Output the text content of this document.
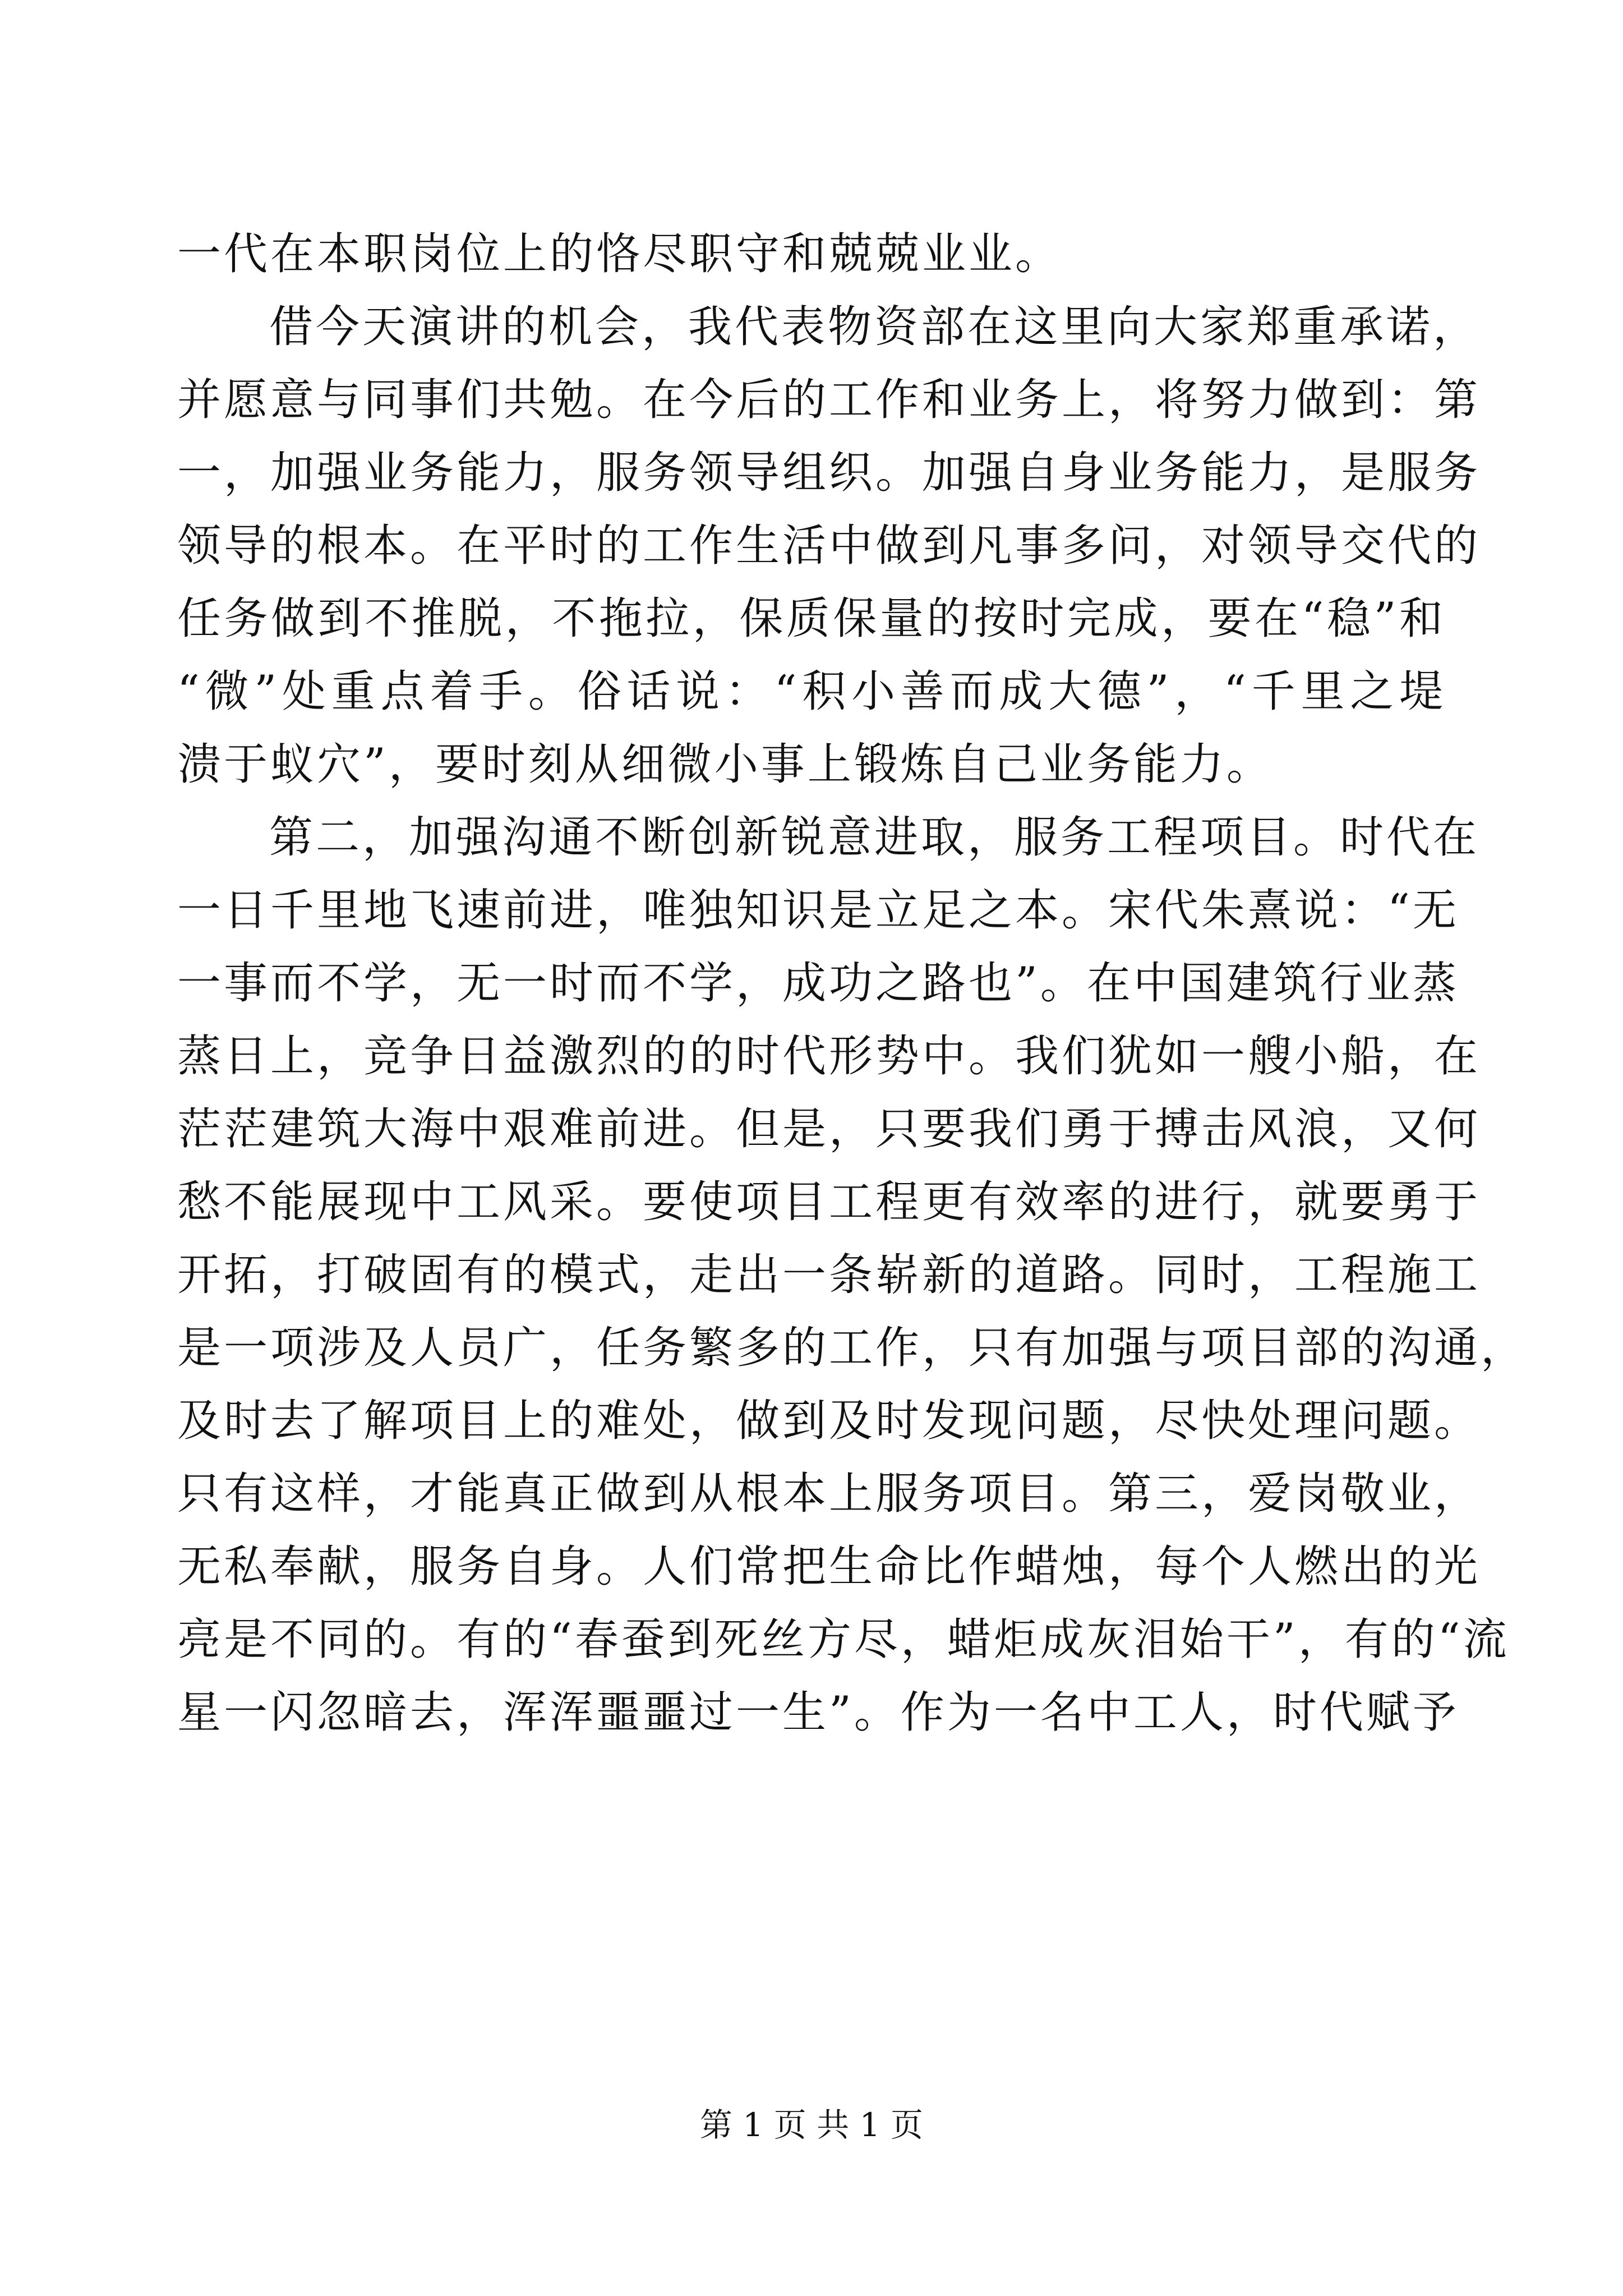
一代在本职岗位上的恪尽职守和兢兢业业。
借今天演讲的机会，我代表物资部在这里向大家郑重承诺，
并愿意与同事们共勉。在今后的工作和业务上，将努力做到：第
一，加强业务能力，服务领导组织。加强自身业务能力，是服务
领导的根本。在平时的工作生活中做到凡事多问，对领导交代的
任务做到不推脱，不拖拉，保质保量的按时完成，要在“稳”和
“微”处重点着手。俗话说：“积小善而成大德”，“千里之堤
溃于蚁穴”，要时刻从细微小事上锻炼自己业务能力。
第二，加强沟通不断创新锐意进取，服务工程项目。时代在
一日千里地飞速前进，唯独知识是立足之本。宋代朱熹说：“无
一事而不学，无一时而不学，成功之路也”。在中国建筑行业蒸
蒸日上，竞争日益激烈的的时代形势中。我们犹如一艘小船，在
茫茫建筑大海中艰难前进。但是，只要我们勇于搏击风浪，又何
愁不能展现中工风采。要使项目工程更有效率的进行，就要勇于
开拓，打破固有的模式，走出一条崭新的道路。同时，工程施工
是一项涉及人员广，任务繁多的工作，只有加强与项目部的沟通，
及时去了解项目上的难处，做到及时发现问题，尽快处理问题。
只有这样，才能真正做到从根本上服务项目。第三，爱岗敬业，
无私奉献，服务自身。人们常把生命比作蜡烛，每个人燃出的光
亮是不同的。有的“春蚕到死丝方尽，蜡炬成灰泪始干”，有的“流
星一闪忽暗去，浑浑噩噩过一生”。作为一名中工人，时代赋予
第 1 页 共 1 页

+--

• _Direction_
Repeat every record precisely. Any picture among them stays out of the copy.

• _Response below_
Output the text content of this document.
一代在本职岗位上的恪尽职守和兢兢业业。
借今天演讲的机会，我代表物资部在这里向大家郑重承诺，
并愿意与同事们共勉。在今后的工作和业务上，将努力做到：第
一，加强业务能力，服务领导组织。加强自身业务能力，是服务
领导的根本。在平时的工作生活中做到凡事多问，对领导交代的
任务做到不推脱，不拖拉，保质保量的按时完成，要在“稳”和
“微”处重点着手。俗话说：“积小善而成大德”，“千里之堤
溃于蚁穴”，要时刻从细微小事上锻炼自己业务能力。
第二，加强沟通不断创新锐意进取，服务工程项目。时代在
一日千里地飞速前进，唯独知识是立足之本。宋代朱熹说：“无
一事而不学，无一时而不学，成功之路也”。在中国建筑行业蒸
蒸日上，竞争日益激烈的的时代形势中。我们犹如一艘小船，在
茫茫建筑大海中艰难前进。但是，只要我们勇于搏击风浪，又何
愁不能展现中工风采。要使项目工程更有效率的进行，就要勇于
开拓，打破固有的模式，走出一条崭新的道路。同时，工程施工
是一项涉及人员广，任务繁多的工作，只有加强与项目部的沟通，
及时去了解项目上的难处，做到及时发现问题，尽快处理问题。
只有这样，才能真正做到从根本上服务项目。第三，爱岗敬业，
无私奉献，服务自身。人们常把生命比作蜡烛，每个人燃出的光
亮是不同的。有的“春蚕到死丝方尽，蜡炬成灰泪始干”，有的“流
星一闪忽暗去，浑浑噩噩过一生”。作为一名中工人，时代赋予
第 1 页 共 1 页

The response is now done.